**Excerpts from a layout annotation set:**
————
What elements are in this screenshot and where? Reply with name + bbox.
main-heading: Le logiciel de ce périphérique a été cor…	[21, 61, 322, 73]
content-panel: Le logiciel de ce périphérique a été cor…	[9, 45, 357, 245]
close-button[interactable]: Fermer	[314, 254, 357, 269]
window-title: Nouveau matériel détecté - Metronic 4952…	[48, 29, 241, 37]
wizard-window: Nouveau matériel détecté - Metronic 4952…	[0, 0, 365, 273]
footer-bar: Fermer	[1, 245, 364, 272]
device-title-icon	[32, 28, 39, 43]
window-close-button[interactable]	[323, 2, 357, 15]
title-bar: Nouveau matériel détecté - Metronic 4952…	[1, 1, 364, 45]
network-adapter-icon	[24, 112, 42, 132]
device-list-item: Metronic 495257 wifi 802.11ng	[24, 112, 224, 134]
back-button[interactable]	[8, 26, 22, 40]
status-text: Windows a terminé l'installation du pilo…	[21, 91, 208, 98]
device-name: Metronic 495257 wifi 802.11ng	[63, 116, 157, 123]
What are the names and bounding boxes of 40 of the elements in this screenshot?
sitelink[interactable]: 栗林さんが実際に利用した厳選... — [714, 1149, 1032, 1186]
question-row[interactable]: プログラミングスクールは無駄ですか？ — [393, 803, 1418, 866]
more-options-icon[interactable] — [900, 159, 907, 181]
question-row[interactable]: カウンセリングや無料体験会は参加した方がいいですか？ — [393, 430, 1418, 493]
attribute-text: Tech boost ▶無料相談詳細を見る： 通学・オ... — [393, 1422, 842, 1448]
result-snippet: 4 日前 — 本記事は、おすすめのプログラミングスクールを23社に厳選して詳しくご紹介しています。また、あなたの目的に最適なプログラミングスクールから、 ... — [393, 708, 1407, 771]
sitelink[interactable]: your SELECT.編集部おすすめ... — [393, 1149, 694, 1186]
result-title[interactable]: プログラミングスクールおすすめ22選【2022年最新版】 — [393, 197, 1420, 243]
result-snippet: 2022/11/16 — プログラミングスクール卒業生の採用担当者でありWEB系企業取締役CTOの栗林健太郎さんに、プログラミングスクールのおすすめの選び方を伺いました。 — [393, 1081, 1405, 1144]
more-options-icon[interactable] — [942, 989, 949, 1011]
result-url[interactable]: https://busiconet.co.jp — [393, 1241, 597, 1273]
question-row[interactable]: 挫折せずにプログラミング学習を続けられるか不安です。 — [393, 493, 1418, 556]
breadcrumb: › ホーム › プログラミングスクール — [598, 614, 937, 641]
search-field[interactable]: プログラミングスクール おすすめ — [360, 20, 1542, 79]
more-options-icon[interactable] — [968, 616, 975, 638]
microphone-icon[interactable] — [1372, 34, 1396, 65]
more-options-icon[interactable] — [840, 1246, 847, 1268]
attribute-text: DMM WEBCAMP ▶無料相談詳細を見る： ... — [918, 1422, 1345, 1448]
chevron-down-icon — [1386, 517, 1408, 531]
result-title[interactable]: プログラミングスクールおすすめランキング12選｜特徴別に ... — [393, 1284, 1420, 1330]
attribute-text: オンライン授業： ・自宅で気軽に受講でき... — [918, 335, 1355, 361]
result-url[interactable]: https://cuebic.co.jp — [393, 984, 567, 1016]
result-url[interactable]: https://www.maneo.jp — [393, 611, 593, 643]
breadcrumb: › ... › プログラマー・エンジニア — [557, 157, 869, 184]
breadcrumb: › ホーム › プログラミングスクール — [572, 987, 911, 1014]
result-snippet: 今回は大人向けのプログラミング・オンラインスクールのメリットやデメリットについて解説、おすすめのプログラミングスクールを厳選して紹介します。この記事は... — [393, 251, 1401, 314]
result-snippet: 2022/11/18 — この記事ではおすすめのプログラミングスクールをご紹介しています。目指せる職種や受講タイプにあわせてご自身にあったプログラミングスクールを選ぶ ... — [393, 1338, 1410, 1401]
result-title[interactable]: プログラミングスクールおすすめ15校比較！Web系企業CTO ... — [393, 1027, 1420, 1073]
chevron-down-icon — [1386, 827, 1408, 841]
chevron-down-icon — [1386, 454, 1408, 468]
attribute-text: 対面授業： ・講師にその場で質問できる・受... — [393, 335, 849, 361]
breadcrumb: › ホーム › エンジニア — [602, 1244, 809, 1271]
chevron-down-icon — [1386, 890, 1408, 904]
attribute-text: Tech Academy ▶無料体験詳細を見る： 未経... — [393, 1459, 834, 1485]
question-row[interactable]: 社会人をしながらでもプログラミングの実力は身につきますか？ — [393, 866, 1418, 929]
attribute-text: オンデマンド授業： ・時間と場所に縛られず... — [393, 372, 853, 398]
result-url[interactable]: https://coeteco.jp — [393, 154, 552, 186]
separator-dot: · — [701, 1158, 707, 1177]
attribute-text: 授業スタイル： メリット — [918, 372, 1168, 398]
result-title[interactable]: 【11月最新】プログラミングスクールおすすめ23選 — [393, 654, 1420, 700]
————
**Task objective:** Quote the items word for word, from the very start through the line that contains "254, 357, 269]", including that line.

**Full output:**
What elements are in this screenshot and where? Reply with name + bbox.
main-heading: Le logiciel de ce périphérique a été cor…	[21, 61, 322, 73]
content-panel: Le logiciel de ce périphérique a été cor…	[9, 45, 357, 245]
close-button[interactable]: Fermer	[314, 254, 357, 269]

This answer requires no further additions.